-- Stated problem --
Scan the records and identify every line in which the string "Objectives" occurs, then return those lines.

-- Records excerpted from a collection --
--
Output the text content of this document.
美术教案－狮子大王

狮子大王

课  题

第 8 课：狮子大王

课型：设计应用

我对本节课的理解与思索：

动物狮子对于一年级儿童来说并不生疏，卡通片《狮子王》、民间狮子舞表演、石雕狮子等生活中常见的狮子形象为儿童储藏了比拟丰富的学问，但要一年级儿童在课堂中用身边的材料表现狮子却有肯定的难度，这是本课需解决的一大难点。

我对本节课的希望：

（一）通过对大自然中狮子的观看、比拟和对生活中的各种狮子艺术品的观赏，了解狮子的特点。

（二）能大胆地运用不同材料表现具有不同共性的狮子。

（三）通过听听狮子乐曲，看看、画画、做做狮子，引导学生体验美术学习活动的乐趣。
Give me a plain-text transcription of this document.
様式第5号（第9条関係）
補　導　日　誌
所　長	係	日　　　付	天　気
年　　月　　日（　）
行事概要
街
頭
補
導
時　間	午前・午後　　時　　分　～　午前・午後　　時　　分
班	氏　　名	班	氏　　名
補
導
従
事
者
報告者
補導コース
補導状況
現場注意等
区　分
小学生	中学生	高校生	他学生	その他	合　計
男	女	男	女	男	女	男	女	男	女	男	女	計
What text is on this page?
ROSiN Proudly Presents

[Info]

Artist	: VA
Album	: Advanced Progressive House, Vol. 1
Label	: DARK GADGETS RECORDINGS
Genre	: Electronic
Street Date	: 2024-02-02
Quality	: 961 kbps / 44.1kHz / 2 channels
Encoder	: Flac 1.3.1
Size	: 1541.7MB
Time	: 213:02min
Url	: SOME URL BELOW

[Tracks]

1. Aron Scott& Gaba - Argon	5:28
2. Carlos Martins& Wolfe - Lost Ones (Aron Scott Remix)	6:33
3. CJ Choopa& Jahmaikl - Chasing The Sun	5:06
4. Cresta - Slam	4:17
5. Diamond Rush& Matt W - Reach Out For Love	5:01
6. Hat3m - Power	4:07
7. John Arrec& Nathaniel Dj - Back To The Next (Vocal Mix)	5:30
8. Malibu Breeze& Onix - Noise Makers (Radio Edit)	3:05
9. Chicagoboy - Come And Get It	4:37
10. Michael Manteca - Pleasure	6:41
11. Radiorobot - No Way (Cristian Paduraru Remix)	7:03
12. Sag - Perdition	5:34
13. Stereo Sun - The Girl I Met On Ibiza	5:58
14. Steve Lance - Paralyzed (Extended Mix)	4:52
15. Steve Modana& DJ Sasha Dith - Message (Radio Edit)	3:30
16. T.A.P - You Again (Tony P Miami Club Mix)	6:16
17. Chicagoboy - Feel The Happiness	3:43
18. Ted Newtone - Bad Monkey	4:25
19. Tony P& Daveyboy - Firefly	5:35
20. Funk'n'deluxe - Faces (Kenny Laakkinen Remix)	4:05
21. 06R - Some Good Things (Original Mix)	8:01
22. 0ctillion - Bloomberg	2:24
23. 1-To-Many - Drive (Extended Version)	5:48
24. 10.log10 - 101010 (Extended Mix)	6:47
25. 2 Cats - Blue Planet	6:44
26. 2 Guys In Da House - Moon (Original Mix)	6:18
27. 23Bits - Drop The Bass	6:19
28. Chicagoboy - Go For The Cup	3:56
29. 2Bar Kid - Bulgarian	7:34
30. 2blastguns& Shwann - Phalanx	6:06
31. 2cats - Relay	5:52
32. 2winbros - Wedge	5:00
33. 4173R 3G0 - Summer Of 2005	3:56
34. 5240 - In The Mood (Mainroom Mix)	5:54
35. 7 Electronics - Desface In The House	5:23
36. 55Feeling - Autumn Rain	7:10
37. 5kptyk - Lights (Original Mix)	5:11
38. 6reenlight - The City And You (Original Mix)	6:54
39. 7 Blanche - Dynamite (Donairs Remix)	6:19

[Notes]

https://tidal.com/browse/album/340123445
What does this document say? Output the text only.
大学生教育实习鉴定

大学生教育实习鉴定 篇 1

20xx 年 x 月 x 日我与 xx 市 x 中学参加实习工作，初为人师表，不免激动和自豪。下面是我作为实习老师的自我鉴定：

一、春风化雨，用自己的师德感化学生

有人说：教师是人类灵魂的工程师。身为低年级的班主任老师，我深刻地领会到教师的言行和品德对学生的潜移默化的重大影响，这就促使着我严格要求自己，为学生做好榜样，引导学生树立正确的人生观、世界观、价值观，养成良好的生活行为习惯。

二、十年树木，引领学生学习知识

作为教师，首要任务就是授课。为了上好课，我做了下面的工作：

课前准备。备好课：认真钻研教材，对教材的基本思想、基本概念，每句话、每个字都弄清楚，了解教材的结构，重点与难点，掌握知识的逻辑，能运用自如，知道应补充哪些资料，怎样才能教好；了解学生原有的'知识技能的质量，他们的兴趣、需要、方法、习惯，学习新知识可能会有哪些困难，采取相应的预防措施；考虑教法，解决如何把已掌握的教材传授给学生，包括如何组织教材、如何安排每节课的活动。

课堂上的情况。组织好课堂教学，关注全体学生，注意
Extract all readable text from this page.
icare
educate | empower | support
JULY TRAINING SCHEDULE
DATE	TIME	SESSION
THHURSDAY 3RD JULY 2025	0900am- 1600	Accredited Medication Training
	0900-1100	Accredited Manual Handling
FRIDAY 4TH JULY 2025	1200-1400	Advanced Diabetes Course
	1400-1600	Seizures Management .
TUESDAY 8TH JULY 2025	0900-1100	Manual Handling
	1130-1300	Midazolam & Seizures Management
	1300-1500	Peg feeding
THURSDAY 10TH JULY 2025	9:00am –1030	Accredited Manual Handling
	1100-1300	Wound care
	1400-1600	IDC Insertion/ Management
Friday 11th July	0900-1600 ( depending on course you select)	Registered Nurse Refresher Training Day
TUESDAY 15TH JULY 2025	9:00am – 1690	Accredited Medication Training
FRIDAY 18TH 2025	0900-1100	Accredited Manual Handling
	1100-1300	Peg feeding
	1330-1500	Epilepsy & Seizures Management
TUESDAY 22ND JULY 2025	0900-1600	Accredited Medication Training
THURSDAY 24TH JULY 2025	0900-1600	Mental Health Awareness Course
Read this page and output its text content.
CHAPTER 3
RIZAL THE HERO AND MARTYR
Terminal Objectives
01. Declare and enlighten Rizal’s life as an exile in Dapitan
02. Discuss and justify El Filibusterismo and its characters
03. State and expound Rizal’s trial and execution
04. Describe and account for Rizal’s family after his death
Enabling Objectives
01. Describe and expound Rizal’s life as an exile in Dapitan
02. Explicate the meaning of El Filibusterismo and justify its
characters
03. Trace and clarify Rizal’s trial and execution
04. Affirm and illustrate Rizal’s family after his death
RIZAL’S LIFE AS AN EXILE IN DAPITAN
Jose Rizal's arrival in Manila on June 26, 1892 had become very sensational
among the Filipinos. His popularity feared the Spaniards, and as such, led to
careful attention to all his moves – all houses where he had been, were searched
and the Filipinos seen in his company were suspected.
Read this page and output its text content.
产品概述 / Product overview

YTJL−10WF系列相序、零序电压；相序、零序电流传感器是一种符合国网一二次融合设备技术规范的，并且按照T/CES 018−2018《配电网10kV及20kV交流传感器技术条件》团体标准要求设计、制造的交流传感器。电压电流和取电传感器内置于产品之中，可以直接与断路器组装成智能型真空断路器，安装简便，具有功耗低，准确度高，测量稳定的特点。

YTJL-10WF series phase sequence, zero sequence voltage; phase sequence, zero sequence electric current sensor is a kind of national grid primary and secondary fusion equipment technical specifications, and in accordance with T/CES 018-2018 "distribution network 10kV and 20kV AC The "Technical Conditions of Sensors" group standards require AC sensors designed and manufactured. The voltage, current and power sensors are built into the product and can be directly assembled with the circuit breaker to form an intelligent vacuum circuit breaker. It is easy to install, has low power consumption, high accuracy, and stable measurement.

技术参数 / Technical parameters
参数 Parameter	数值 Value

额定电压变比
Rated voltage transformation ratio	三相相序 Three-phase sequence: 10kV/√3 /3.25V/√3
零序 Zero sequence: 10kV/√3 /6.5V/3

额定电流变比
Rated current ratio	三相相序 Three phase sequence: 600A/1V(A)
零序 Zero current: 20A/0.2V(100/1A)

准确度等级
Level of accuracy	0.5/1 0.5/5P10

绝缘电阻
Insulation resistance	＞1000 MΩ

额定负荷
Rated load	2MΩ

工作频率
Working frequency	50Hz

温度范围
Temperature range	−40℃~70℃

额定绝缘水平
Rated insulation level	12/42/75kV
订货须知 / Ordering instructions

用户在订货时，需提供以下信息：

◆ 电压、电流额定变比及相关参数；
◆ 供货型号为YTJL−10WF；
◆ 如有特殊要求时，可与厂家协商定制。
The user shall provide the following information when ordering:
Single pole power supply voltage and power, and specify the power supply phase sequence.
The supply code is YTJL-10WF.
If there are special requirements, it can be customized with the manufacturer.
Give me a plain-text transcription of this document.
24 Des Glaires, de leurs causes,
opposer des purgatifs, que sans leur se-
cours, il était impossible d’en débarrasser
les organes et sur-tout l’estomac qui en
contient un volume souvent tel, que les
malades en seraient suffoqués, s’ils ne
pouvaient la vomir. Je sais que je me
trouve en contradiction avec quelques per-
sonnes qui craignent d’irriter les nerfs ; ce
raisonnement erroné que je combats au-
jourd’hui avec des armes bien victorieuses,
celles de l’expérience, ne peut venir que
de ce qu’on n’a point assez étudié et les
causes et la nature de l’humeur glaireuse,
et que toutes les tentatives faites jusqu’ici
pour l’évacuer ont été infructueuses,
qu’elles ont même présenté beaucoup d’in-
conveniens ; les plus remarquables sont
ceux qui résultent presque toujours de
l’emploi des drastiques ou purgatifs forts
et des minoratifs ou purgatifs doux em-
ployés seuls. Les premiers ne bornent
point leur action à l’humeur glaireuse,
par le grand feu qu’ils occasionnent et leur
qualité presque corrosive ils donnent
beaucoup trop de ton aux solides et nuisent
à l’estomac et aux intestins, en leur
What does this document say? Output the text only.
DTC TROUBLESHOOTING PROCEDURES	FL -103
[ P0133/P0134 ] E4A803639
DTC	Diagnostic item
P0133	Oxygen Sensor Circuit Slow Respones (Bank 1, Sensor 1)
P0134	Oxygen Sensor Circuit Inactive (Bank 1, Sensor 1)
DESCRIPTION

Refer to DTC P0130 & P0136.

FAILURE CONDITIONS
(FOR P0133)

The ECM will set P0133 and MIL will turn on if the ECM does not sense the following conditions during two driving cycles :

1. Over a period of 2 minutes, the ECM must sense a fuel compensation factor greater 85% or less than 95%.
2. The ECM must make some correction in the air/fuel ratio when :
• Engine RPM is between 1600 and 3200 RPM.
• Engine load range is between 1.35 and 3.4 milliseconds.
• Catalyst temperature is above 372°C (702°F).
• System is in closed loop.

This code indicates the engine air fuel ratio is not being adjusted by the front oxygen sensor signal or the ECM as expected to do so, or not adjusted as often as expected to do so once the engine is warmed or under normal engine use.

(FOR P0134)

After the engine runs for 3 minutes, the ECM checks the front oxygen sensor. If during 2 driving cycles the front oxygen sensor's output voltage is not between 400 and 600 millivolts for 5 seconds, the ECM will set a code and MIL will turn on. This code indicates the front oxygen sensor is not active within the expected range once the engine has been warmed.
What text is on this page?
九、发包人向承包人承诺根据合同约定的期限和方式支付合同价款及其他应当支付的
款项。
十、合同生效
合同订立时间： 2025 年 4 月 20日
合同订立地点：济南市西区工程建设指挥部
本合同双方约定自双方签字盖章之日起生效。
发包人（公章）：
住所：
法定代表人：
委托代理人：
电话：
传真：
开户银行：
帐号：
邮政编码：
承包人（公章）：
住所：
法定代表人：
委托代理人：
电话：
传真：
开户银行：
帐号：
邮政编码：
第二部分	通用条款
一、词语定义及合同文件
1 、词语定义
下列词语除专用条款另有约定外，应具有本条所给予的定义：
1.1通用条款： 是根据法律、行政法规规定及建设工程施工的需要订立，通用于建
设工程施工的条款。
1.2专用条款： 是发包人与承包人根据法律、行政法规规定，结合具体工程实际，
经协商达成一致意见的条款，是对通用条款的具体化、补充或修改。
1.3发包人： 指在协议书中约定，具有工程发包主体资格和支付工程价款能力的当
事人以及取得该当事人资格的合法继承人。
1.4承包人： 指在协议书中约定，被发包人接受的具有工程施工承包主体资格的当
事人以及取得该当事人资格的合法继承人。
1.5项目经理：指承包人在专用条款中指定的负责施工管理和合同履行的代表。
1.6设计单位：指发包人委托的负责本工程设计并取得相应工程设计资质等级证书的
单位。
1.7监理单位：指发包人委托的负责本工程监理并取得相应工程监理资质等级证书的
--
-- Result below --
Terminal Objectives
Enabling Objectives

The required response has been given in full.